**TASK GOAL:** Report each line of the data that includes the word "aliona".

**ENTRIES:**
━━━━━━━━━━

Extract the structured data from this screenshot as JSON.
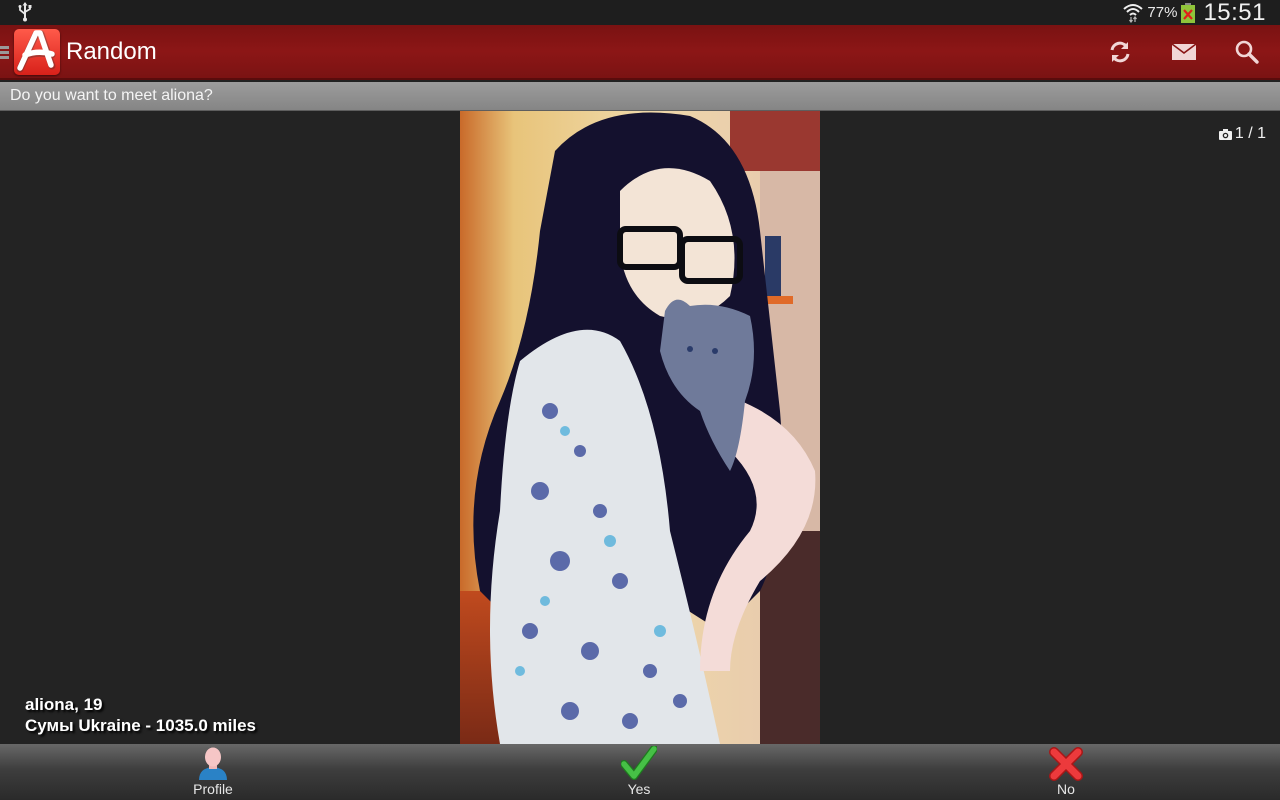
{
  "status_bar": {
    "battery_percent": "77%",
    "time": "15:51",
    "icons": [
      "usb-icon",
      "wifi-icon",
      "battery-charging-icon"
    ]
  },
  "action_bar": {
    "title": "Random",
    "actions": [
      {
        "name": "refresh-icon",
        "label": "Refresh"
      },
      {
        "name": "mail-icon",
        "label": "Messages"
      },
      {
        "name": "search-icon",
        "label": "Search"
      }
    ],
    "brand_color": "#8c1616"
  },
  "prompt": "Do you want to meet aliona?",
  "photo": {
    "counter": "1 / 1",
    "current": 1,
    "total": 1
  },
  "profile": {
    "name_age": "aliona, 19",
    "location": "Сумы Ukraine - 1035.0 miles"
  },
  "bottom_bar": {
    "profile_label": "Profile",
    "yes_label": "Yes",
    "no_label": "No",
    "yes_color": "#3cb83c",
    "no_color": "#e0282a"
  }
}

━━━━━━━━━━

**EXERCISE ANSWER:**
  "prompt": "Do you want to meet aliona?",
    "name_age": "aliona, 19",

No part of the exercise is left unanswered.